▸ **To do**
Write out the entries below once more, exactly.

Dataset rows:
-------

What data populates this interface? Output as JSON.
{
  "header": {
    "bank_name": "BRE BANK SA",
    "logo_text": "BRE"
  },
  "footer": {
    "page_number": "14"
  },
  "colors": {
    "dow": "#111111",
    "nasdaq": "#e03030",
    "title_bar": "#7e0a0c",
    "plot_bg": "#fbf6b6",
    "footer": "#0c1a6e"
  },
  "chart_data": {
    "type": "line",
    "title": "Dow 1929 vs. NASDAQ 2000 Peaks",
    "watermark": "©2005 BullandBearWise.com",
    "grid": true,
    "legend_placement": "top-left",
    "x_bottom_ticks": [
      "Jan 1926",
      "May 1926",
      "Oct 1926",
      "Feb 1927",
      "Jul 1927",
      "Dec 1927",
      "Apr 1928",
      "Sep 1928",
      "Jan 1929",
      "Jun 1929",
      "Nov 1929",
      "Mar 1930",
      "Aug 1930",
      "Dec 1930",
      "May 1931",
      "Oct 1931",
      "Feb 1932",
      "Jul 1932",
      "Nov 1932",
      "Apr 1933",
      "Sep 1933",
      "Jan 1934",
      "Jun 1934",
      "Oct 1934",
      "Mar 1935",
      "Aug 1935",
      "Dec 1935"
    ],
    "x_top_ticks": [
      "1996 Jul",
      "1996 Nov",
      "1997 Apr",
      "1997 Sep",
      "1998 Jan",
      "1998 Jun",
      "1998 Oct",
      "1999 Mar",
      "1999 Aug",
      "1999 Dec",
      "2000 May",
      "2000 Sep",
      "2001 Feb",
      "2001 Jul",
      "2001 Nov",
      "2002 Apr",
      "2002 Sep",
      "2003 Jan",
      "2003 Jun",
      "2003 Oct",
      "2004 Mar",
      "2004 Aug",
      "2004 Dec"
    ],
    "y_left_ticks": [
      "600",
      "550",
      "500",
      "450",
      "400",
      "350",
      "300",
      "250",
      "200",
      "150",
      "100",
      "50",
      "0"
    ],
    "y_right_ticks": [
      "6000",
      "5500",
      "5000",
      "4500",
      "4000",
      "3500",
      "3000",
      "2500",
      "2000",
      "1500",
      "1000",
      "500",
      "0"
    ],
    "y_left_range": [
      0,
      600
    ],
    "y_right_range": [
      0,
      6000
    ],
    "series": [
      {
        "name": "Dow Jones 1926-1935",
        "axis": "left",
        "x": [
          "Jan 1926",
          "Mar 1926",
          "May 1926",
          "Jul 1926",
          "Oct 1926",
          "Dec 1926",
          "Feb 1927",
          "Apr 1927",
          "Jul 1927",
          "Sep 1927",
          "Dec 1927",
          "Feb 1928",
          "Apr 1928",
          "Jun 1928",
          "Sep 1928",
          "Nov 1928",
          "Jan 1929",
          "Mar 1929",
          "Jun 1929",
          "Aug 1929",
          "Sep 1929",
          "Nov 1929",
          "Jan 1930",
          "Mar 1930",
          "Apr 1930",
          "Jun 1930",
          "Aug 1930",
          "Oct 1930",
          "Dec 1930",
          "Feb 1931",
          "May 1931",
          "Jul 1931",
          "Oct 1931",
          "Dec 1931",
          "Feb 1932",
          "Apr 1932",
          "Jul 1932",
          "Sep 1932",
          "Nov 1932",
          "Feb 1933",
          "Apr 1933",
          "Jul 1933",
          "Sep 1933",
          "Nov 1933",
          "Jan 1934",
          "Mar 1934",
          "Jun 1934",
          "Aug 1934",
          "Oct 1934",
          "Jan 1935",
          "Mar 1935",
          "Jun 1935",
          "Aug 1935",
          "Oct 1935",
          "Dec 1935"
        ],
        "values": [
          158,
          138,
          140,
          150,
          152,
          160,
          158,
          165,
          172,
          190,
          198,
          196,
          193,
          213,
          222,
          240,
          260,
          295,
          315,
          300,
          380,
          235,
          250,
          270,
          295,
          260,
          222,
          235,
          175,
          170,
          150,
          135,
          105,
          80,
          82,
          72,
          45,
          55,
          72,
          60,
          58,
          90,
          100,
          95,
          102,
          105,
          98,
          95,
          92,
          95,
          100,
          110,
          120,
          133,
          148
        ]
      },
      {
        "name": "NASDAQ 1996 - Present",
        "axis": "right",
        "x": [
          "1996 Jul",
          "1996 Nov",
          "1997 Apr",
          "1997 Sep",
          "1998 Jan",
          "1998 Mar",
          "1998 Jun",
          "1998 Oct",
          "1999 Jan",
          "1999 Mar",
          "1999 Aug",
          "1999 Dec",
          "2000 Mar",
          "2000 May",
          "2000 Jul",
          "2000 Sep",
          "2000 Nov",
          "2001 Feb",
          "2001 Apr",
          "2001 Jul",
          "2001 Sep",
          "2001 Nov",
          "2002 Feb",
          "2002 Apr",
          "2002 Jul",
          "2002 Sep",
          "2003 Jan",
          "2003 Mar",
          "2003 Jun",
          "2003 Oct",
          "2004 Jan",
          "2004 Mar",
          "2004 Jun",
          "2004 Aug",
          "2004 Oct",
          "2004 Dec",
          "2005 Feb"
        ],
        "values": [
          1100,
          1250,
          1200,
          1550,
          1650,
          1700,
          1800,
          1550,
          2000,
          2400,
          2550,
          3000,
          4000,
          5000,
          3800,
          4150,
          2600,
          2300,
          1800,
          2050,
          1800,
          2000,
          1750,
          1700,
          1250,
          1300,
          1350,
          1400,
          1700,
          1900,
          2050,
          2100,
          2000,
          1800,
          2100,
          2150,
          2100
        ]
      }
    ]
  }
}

-------

▸ **Solution to this task**
What data populates this interface? Output as JSON.
{
  "header": {
    "bank_name": "BRE BANK SA",
    "logo_text": "BRE"
  },
  "footer": {
    "page_number": "14"
  },
  "colors": {
    "dow": "#111111",
    "nasdaq": "#e03030",
    "title_bar": "#7e0a0c",
    "plot_bg": "#fbf6b6",
    "footer": "#0c1a6e"
  },
  "chart_data": {
    "type": "line",
    "title": "Dow 1929 vs. NASDAQ 2000 Peaks",
    "watermark": "©2005 BullandBearWise.com",
    "grid": true,
    "legend_placement": "top-left",
    "x_bottom_ticks": [
      "Jan 1926",
      "May 1926",
      "Oct 1926",
      "Feb 1927",
      "Jul 1927",
      "Dec 1927",
      "Apr 1928",
      "Sep 1928",
      "Jan 1929",
      "Jun 1929",
      "Nov 1929",
      "Mar 1930",
      "Aug 1930",
      "Dec 1930",
      "May 1931",
      "Oct 1931",
      "Feb 1932",
      "Jul 1932",
      "Nov 1932",
      "Apr 1933",
      "Sep 1933",
      "Jan 1934",
      "Jun 1934",
      "Oct 1934",
      "Mar 1935",
      "Aug 1935",
      "Dec 1935"
    ],
    "x_top_ticks": [
      "1996 Jul",
      "1996 Nov",
      "1997 Apr",
      "1997 Sep",
      "1998 Jan",
      "1998 Jun",
      "1998 Oct",
      "1999 Mar",
      "1999 Aug",
      "1999 Dec",
      "2000 May",
      "2000 Sep",
      "2001 Feb",
      "2001 Jul",
      "2001 Nov",
      "2002 Apr",
      "2002 Sep",
      "2003 Jan",
      "2003 Jun",
      "2003 Oct",
      "2004 Mar",
      "2004 Aug",
      "2004 Dec"
    ],
    "y_left_ticks": [
      "600",
      "550",
      "500",
      "450",
      "400",
      "350",
      "300",
      "250",
      "200",
      "150",
      "100",
      "50",
      "0"
    ],
    "y_right_ticks": [
      "6000",
      "5500",
      "5000",
      "4500",
      "4000",
      "3500",
      "3000",
      "2500",
      "2000",
      "1500",
      "1000",
      "500",
      "0"
    ],
    "y_left_range": [
      0,
      600
    ],
    "y_right_range": [
      0,
      6000
    ],
    "series": [
      {
        "name": "Dow Jones 1926-1935",
        "axis": "left",
        "x": [
          "Jan 1926",
          "Mar 1926",
          "May 1926",
          "Jul 1926",
          "Oct 1926",
          "Dec 1926",
          "Feb 1927",
          "Apr 1927",
          "Jul 1927",
          "Sep 1927",
          "Dec 1927",
          "Feb 1928",
          "Apr 1928",
          "Jun 1928",
          "Sep 1928",
          "Nov 1928",
          "Jan 1929",
          "Mar 1929",
          "Jun 1929",
          "Aug 1929",
          "Sep 1929",
          "Nov 1929",
          "Jan 1930",
          "Mar 1930",
          "Apr 1930",
          "Jun 1930",
          "Aug 1930",
          "Oct 1930",
          "Dec 1930",
          "Feb 1931",
          "May 1931",
          "Jul 1931",
          "Oct 1931",
          "Dec 1931",
          "Feb 1932",
          "Apr 1932",
          "Jul 1932",
          "Sep 1932",
          "Nov 1932",
          "Feb 1933",
          "Apr 1933",
          "Jul 1933",
          "Sep 1933",
          "Nov 1933",
          "Jan 1934",
          "Mar 1934",
          "Jun 1934",
          "Aug 1934",
          "Oct 1934",
          "Jan 1935",
          "Mar 1935",
          "Jun 1935",
          "Aug 1935",
          "Oct 1935",
          "Dec 1935"
        ],
        "values": [
          158,
          138,
          140,
          150,
          152,
          160,
          158,
          165,
          172,
          190,
          198,
          196,
          193,
          213,
          222,
          240,
          260,
          295,
          315,
          300,
          380,
          235,
          250,
          270,
          295,
          260,
          222,
          235,
          175,
          170,
          150,
          135,
          105,
          80,
          82,
          72,
          45,
          55,
          72,
          60,
          58,
          90,
          100,
          95,
          102,
          105,
          98,
          95,
          92,
          95,
          100,
          110,
          120,
          133,
          148
        ]
      },
      {
        "name": "NASDAQ 1996 - Present",
        "axis": "right",
        "x": [
          "1996 Jul",
          "1996 Nov",
          "1997 Apr",
          "1997 Sep",
          "1998 Jan",
          "1998 Mar",
          "1998 Jun",
          "1998 Oct",
          "1999 Jan",
          "1999 Mar",
          "1999 Aug",
          "1999 Dec",
          "2000 Mar",
          "2000 May",
          "2000 Jul",
          "2000 Sep",
          "2000 Nov",
          "2001 Feb",
          "2001 Apr",
          "2001 Jul",
          "2001 Sep",
          "2001 Nov",
          "2002 Feb",
          "2002 Apr",
          "2002 Jul",
          "2002 Sep",
          "2003 Jan",
          "2003 Mar",
          "2003 Jun",
          "2003 Oct",
          "2004 Jan",
          "2004 Mar",
          "2004 Jun",
          "2004 Aug",
          "2004 Oct",
          "2004 Dec",
          "2005 Feb"
        ],
        "values": [
          1100,
          1250,
          1200,
          1550,
          1650,
          1700,
          1800,
          1550,
          2000,
          2400,
          2550,
          3000,
          4000,
          5000,
          3800,
          4150,
          2600,
          2300,
          1800,
          2050,
          1800,
          2000,
          1750,
          1700,
          1250,
          1300,
          1350,
          1400,
          1700,
          1900,
          2050,
          2100,
          2000,
          1800,
          2100,
          2150,
          2100
        ]
      }
    ]
  }
}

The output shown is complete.